<<<<

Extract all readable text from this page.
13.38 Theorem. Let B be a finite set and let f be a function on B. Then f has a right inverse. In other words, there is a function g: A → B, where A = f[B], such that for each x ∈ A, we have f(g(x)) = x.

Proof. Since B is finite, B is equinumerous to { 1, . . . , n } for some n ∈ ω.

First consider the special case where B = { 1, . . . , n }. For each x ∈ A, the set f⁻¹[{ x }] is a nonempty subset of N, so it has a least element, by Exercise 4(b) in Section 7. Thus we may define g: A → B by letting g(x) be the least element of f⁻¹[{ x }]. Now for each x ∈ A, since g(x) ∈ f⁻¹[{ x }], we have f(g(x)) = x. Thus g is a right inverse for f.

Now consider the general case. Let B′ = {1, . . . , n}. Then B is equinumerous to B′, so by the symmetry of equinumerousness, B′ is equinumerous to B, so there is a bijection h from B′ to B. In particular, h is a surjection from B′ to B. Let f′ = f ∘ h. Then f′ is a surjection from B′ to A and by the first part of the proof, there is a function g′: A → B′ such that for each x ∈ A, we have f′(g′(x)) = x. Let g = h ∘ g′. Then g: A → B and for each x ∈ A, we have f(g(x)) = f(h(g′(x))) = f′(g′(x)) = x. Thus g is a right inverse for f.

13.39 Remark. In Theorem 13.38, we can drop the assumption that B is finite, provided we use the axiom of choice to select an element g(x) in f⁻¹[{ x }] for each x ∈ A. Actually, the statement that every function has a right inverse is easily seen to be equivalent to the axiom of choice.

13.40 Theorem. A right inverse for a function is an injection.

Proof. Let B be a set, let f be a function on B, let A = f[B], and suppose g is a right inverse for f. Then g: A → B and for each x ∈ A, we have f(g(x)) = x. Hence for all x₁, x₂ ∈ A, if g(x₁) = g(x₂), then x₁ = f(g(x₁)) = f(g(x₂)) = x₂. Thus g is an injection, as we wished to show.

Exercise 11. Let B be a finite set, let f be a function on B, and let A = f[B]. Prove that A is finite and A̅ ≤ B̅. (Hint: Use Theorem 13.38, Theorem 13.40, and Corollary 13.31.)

>>>>

Write out the complete set of records exactly as given.

Extract all readable text from this page.
13.38 Theorem. Let B be a finite set and let f be a function on B. Then f has a right inverse. In other words, there is a function g: A → B, where A = f[B], such that for each x ∈ A, we have f(g(x)) = x.

Proof. Since B is finite, B is equinumerous to { 1, . . . , n } for some n ∈ ω.

First consider the special case where B = { 1, . . . , n }. For each x ∈ A, the set f⁻¹[{ x }] is a nonempty subset of N, so it has a least element, by Exercise 4(b) in Section 7. Thus we may define g: A → B by letting g(x) be the least element of f⁻¹[{ x }]. Now for each x ∈ A, since g(x) ∈ f⁻¹[{ x }], we have f(g(x)) = x. Thus g is a right inverse for f.

Now consider the general case. Let B′ = {1, . . . , n}. Then B is equinumerous to B′, so by the symmetry of equinumerousness, B′ is equinumerous to B, so there is a bijection h from B′ to B. In particular, h is a surjection from B′ to B. Let f′ = f ∘ h. Then f′ is a surjection from B′ to A and by the first part of the proof, there is a function g′: A → B′ such that for each x ∈ A, we have f′(g′(x)) = x. Let g = h ∘ g′. Then g: A → B and for each x ∈ A, we have f(g(x)) = f(h(g′(x))) = f′(g′(x)) = x. Thus g is a right inverse for f.

13.39 Remark. In Theorem 13.38, we can drop the assumption that B is finite, provided we use the axiom of choice to select an element g(x) in f⁻¹[{ x }] for each x ∈ A. Actually, the statement that every function has a right inverse is easily seen to be equivalent to the axiom of choice.

13.40 Theorem. A right inverse for a function is an injection.

Proof. Let B be a set, let f be a function on B, let A = f[B], and suppose g is a right inverse for f. Then g: A → B and for each x ∈ A, we have f(g(x)) = x. Hence for all x₁, x₂ ∈ A, if g(x₁) = g(x₂), then x₁ = f(g(x₁)) = f(g(x₂)) = x₂. Thus g is an injection, as we wished to show.

Exercise 11. Let B be a finite set, let f be a function on B, and let A = f[B]. Prove that A is finite and A̅ ≤ B̅. (Hint: Use Theorem 13.38, Theorem 13.40, and Corollary 13.31.)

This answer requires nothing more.